===== Records supplied =====

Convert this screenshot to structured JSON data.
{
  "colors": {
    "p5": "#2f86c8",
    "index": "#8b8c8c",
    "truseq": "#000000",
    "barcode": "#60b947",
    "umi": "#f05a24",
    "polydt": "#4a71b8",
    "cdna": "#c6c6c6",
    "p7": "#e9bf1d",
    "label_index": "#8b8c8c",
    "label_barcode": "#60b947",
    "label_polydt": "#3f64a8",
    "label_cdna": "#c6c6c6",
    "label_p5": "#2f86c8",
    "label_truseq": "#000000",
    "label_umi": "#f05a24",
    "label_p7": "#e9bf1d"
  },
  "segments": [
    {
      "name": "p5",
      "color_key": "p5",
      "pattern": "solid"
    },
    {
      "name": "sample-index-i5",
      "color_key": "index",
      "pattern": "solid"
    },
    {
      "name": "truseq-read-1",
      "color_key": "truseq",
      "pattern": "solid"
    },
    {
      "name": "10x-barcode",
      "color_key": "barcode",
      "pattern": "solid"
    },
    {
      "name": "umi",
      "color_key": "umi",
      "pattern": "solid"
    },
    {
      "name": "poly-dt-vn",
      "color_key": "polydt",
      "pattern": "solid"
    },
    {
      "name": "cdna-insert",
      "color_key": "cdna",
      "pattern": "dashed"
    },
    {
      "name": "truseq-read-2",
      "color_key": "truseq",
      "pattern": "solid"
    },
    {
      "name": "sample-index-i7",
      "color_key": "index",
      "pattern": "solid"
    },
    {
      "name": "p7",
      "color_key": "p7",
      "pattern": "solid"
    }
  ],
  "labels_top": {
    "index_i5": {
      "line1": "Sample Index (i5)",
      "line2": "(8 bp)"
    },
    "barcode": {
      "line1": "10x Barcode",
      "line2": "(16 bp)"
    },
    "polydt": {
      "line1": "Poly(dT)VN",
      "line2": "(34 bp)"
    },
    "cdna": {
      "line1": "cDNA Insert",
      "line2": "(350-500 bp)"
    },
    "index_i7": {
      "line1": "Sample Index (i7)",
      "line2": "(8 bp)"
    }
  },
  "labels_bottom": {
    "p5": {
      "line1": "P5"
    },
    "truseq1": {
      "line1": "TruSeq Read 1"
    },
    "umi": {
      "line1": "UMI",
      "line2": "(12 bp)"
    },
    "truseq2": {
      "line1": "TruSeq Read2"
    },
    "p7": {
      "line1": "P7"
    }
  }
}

=====

Transcribe all of the material exactly. Omit nothing.

Convert this screenshot to structured JSON data.
{
  "colors": {
    "p5": "#2f86c8",
    "index": "#8b8c8c",
    "truseq": "#000000",
    "barcode": "#60b947",
    "umi": "#f05a24",
    "polydt": "#4a71b8",
    "cdna": "#c6c6c6",
    "p7": "#e9bf1d",
    "label_index": "#8b8c8c",
    "label_barcode": "#60b947",
    "label_polydt": "#3f64a8",
    "label_cdna": "#c6c6c6",
    "label_p5": "#2f86c8",
    "label_truseq": "#000000",
    "label_umi": "#f05a24",
    "label_p7": "#e9bf1d"
  },
  "segments": [
    {
      "name": "p5",
      "color_key": "p5",
      "pattern": "solid"
    },
    {
      "name": "sample-index-i5",
      "color_key": "index",
      "pattern": "solid"
    },
    {
      "name": "truseq-read-1",
      "color_key": "truseq",
      "pattern": "solid"
    },
    {
      "name": "10x-barcode",
      "color_key": "barcode",
      "pattern": "solid"
    },
    {
      "name": "umi",
      "color_key": "umi",
      "pattern": "solid"
    },
    {
      "name": "poly-dt-vn",
      "color_key": "polydt",
      "pattern": "solid"
    },
    {
      "name": "cdna-insert",
      "color_key": "cdna",
      "pattern": "dashed"
    },
    {
      "name": "truseq-read-2",
      "color_key": "truseq",
      "pattern": "solid"
    },
    {
      "name": "sample-index-i7",
      "color_key": "index",
      "pattern": "solid"
    },
    {
      "name": "p7",
      "color_key": "p7",
      "pattern": "solid"
    }
  ],
  "labels_top": {
    "index_i5": {
      "line1": "Sample Index (i5)",
      "line2": "(8 bp)"
    },
    "barcode": {
      "line1": "10x Barcode",
      "line2": "(16 bp)"
    },
    "polydt": {
      "line1": "Poly(dT)VN",
      "line2": "(34 bp)"
    },
    "cdna": {
      "line1": "cDNA Insert",
      "line2": "(350-500 bp)"
    },
    "index_i7": {
      "line1": "Sample Index (i7)",
      "line2": "(8 bp)"
    }
  },
  "labels_bottom": {
    "p5": {
      "line1": "P5"
    },
    "truseq1": {
      "line1": "TruSeq Read 1"
    },
    "umi": {
      "line1": "UMI",
      "line2": "(12 bp)"
    },
    "truseq2": {
      "line1": "TruSeq Read2"
    },
    "p7": {
      "line1": "P7"
    }
  }
}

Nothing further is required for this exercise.